* [TASK STATEMENT]:
Go through the listing and copy each line with the string "start".

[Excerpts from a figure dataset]
::::::::::
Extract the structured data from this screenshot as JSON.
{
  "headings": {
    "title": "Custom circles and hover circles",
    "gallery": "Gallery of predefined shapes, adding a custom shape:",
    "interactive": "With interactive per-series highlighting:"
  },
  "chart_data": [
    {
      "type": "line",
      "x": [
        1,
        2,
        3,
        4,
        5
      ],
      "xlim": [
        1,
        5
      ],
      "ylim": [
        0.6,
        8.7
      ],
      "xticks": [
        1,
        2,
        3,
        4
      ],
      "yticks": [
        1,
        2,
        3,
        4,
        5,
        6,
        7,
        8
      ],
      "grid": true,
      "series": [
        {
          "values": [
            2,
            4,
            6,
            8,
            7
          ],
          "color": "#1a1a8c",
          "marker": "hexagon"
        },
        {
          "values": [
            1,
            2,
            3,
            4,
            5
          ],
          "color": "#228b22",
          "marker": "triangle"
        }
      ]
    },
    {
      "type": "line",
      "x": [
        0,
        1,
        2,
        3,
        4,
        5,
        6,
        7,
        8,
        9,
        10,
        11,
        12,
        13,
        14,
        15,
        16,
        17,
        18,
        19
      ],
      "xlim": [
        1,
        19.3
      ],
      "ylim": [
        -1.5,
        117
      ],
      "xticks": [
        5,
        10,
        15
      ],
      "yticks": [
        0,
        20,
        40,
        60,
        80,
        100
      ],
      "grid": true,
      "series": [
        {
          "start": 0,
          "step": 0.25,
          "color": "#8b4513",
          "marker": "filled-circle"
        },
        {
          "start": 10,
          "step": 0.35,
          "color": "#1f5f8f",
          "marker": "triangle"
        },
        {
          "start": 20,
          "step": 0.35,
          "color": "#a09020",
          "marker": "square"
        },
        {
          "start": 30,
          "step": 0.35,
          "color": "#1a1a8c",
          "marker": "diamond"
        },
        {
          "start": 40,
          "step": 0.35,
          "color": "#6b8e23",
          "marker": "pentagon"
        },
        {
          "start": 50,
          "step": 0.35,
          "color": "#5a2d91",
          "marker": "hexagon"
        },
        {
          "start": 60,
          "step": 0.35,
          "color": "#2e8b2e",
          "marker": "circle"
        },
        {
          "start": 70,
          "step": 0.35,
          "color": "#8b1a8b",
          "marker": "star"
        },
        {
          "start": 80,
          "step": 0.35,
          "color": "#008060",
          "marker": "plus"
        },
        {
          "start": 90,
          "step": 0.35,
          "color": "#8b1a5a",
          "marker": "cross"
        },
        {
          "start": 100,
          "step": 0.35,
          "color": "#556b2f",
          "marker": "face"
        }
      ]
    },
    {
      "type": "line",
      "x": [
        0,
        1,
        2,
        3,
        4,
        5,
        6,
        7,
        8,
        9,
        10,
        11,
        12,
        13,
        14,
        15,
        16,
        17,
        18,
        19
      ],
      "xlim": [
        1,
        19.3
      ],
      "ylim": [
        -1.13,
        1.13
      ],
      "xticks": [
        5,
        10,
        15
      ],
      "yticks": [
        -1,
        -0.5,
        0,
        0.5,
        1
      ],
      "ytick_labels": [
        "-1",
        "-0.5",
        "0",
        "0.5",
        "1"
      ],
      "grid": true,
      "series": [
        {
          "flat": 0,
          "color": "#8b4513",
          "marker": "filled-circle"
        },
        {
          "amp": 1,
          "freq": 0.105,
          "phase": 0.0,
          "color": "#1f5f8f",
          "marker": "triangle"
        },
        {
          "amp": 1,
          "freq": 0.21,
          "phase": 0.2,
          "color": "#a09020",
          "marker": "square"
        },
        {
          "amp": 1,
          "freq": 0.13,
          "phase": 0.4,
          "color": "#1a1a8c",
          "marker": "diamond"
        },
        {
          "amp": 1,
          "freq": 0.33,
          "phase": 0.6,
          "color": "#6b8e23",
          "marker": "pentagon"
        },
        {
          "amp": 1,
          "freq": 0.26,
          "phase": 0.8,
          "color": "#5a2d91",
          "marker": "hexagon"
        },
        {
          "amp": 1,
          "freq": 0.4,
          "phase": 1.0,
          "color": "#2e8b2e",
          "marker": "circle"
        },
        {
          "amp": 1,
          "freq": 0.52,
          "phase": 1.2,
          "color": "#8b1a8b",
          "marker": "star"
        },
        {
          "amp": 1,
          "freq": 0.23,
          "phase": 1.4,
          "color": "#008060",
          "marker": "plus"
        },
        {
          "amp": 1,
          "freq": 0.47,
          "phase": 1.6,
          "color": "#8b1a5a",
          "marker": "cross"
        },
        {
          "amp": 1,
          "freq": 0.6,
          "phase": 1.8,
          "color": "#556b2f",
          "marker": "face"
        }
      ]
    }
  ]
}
::::::::::
* [SOLUTION TO THIS PROBLEM]:
          "start": 0,
          "start": 10,
          "start": 20,
          "start": 30,
          "start": 40,
          "start": 50,
          "start": 60,
          "start": 70,
          "start": 80,
          "start": 90,
          "start": 100,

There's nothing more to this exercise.